The records below should be written out again, exactly.

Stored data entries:
# # # # # # #

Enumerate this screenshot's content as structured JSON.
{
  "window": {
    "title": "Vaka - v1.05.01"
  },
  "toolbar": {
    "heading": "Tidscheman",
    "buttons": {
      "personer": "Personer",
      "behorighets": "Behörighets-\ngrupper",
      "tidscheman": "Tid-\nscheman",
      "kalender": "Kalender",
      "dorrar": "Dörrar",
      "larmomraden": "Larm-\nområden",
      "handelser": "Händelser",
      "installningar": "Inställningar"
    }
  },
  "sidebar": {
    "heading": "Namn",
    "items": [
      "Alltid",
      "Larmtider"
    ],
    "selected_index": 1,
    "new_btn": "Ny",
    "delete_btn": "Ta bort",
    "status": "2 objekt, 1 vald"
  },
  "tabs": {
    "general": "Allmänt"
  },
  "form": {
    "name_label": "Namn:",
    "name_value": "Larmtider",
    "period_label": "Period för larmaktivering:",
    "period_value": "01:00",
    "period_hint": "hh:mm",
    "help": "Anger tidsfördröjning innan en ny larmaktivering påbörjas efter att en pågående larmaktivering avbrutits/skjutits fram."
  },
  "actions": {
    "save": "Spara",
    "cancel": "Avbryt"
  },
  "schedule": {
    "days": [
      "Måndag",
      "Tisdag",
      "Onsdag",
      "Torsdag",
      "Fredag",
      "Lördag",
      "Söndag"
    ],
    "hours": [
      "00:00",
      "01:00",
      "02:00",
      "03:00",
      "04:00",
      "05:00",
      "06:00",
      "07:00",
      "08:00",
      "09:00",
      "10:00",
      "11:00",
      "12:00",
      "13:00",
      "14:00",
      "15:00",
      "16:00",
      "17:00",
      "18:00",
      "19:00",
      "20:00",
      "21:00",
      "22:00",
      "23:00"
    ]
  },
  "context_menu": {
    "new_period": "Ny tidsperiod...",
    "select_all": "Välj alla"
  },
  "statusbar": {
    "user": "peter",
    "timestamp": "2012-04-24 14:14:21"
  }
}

# # # # # # #

Answer in full:
Enumerate this screenshot's content as structured JSON.
{
  "window": {
    "title": "Vaka - v1.05.01"
  },
  "toolbar": {
    "heading": "Tidscheman",
    "buttons": {
      "personer": "Personer",
      "behorighets": "Behörighets-\ngrupper",
      "tidscheman": "Tid-\nscheman",
      "kalender": "Kalender",
      "dorrar": "Dörrar",
      "larmomraden": "Larm-\nområden",
      "handelser": "Händelser",
      "installningar": "Inställningar"
    }
  },
  "sidebar": {
    "heading": "Namn",
    "items": [
      "Alltid",
      "Larmtider"
    ],
    "selected_index": 1,
    "new_btn": "Ny",
    "delete_btn": "Ta bort",
    "status": "2 objekt, 1 vald"
  },
  "tabs": {
    "general": "Allmänt"
  },
  "form": {
    "name_label": "Namn:",
    "name_value": "Larmtider",
    "period_label": "Period för larmaktivering:",
    "period_value": "01:00",
    "period_hint": "hh:mm",
    "help": "Anger tidsfördröjning innan en ny larmaktivering påbörjas efter att en pågående larmaktivering avbrutits/skjutits fram."
  },
  "actions": {
    "save": "Spara",
    "cancel": "Avbryt"
  },
  "schedule": {
    "days": [
      "Måndag",
      "Tisdag",
      "Onsdag",
      "Torsdag",
      "Fredag",
      "Lördag",
      "Söndag"
    ],
    "hours": [
      "00:00",
      "01:00",
      "02:00",
      "03:00",
      "04:00",
      "05:00",
      "06:00",
      "07:00",
      "08:00",
      "09:00",
      "10:00",
      "11:00",
      "12:00",
      "13:00",
      "14:00",
      "15:00",
      "16:00",
      "17:00",
      "18:00",
      "19:00",
      "20:00",
      "21:00",
      "22:00",
      "23:00"
    ]
  },
  "context_menu": {
    "new_period": "Ny tidsperiod...",
    "select_all": "Välj alla"
  },
  "statusbar": {
    "user": "peter",
    "timestamp": "2012-04-24 14:14:21"
  }
}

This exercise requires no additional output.